# [Task directions]
Repeat the records below exactly, leaving out any pictures.
------ Data for this exercise ------
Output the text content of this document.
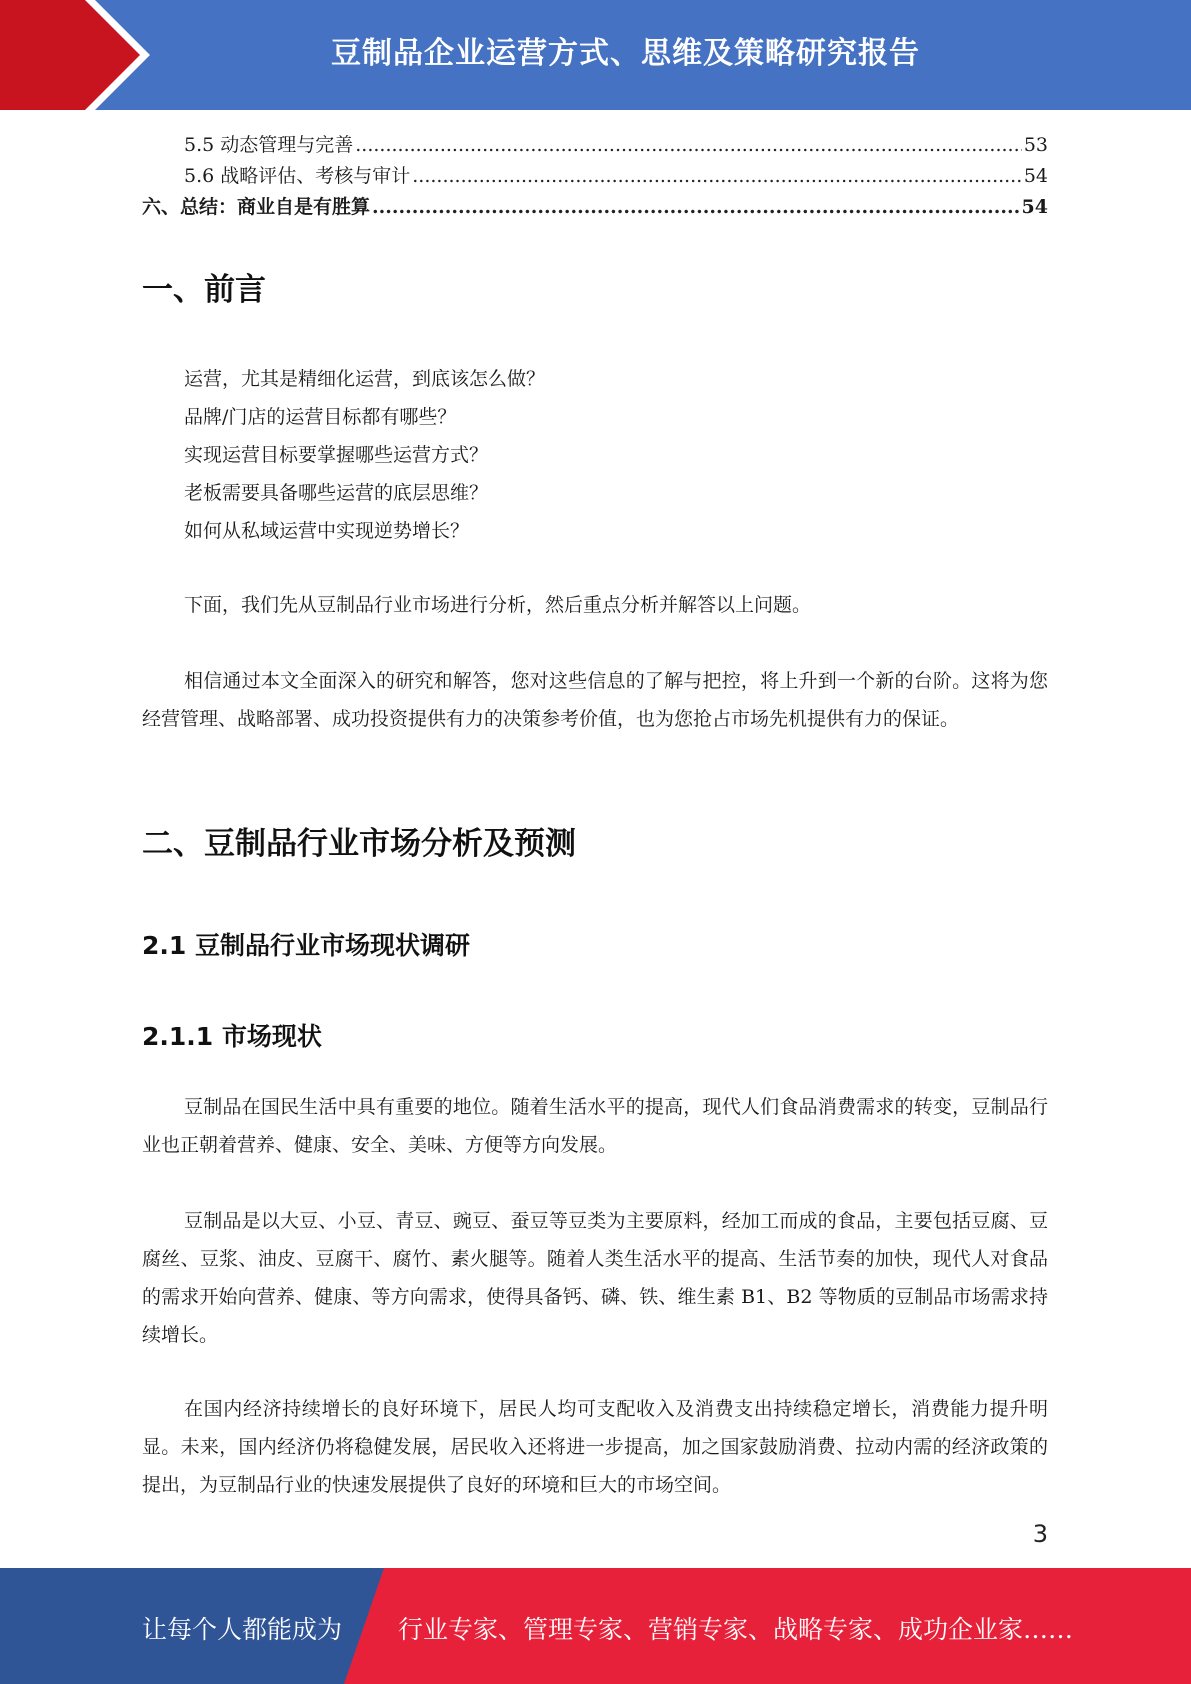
豆制品企业运营方式、思维及策略研究报告
5.5 动态管理与完善 .....	53
5.6 战略评估、考核与审计 .....	54
六、总结：商业自是有胜算 .....	54
一、前言
运营，尤其是精细化运营，到底该怎么做？
品牌/门店的运营目标都有哪些？
实现运营目标要掌握哪些运营方式？
老板需要具备哪些运营的底层思维？
如何从私域运营中实现逆势增长？

下面，我们先从豆制品行业市场进行分析，然后重点分析并解答以上问题。

相信通过本文全面深入的研究和解答，您对这些信息的了解与把控，将上升到一个新的台阶。这将为您经营管理、战略部署、成功投资提供有力的决策参考价值，也为您抢占市场先机提供有力的保证。

二、豆制品行业市场分析及预测
2.1 豆制品行业市场现状调研
2.1.1 市场现状

豆制品在国民生活中具有重要的地位。随着生活水平的提高，现代人们食品消费需求的转变，豆制品行业也正朝着营养、健康、安全、美味、方便等方向发展。

豆制品是以大豆、小豆、青豆、豌豆、蚕豆等豆类为主要原料，经加工而成的食品，主要包括豆腐、豆腐丝、豆浆、油皮、豆腐干、腐竹、素火腿等。随着人类生活水平的提高、生活节奏的加快，现代人对食品的需求开始向营养、健康、等方向需求，使得具备钙、磷、铁、维生素 B1、B2 等物质的豆制品市场需求持续增长。

在国内经济持续增长的良好环境下，居民人均可支配收入及消费支出持续稳定增长，消费能力提升明显。未来，国内经济仍将稳健发展，居民收入还将进一步提高，加之国家鼓励消费、拉动内需的经济政策的提出，为豆制品行业的快速发展提供了良好的环境和巨大的市场空间。

3
让每个人都能成为 行业专家、管理专家、营销专家、战略专家、成功企业家……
------
# [Answer for this exercise]
Output the text content of this document.
豆制品企业运营方式、思维及策略研究报告
5.5 动态管理与完善 .....	53
5.6 战略评估、考核与审计 .....	54
六、总结：商业自是有胜算 .....	54
一、前言
运营，尤其是精细化运营，到底该怎么做？
品牌/门店的运营目标都有哪些？
实现运营目标要掌握哪些运营方式？
老板需要具备哪些运营的底层思维？
如何从私域运营中实现逆势增长？

下面，我们先从豆制品行业市场进行分析，然后重点分析并解答以上问题。

相信通过本文全面深入的研究和解答，您对这些信息的了解与把控，将上升到一个新的台阶。这将为您经营管理、战略部署、成功投资提供有力的决策参考价值，也为您抢占市场先机提供有力的保证。

二、豆制品行业市场分析及预测
2.1 豆制品行业市场现状调研
2.1.1 市场现状

豆制品在国民生活中具有重要的地位。随着生活水平的提高，现代人们食品消费需求的转变，豆制品行业也正朝着营养、健康、安全、美味、方便等方向发展。

豆制品是以大豆、小豆、青豆、豌豆、蚕豆等豆类为主要原料，经加工而成的食品，主要包括豆腐、豆腐丝、豆浆、油皮、豆腐干、腐竹、素火腿等。随着人类生活水平的提高、生活节奏的加快，现代人对食品的需求开始向营养、健康、等方向需求，使得具备钙、磷、铁、维生素 B1、B2 等物质的豆制品市场需求持续增长。

在国内经济持续增长的良好环境下，居民人均可支配收入及消费支出持续稳定增长，消费能力提升明显。未来，国内经济仍将稳健发展，居民收入还将进一步提高，加之国家鼓励消费、拉动内需的经济政策的提出，为豆制品行业的快速发展提供了良好的环境和巨大的市场空间。

3
让每个人都能成为 行业专家、管理专家、营销专家、战略专家、成功企业家……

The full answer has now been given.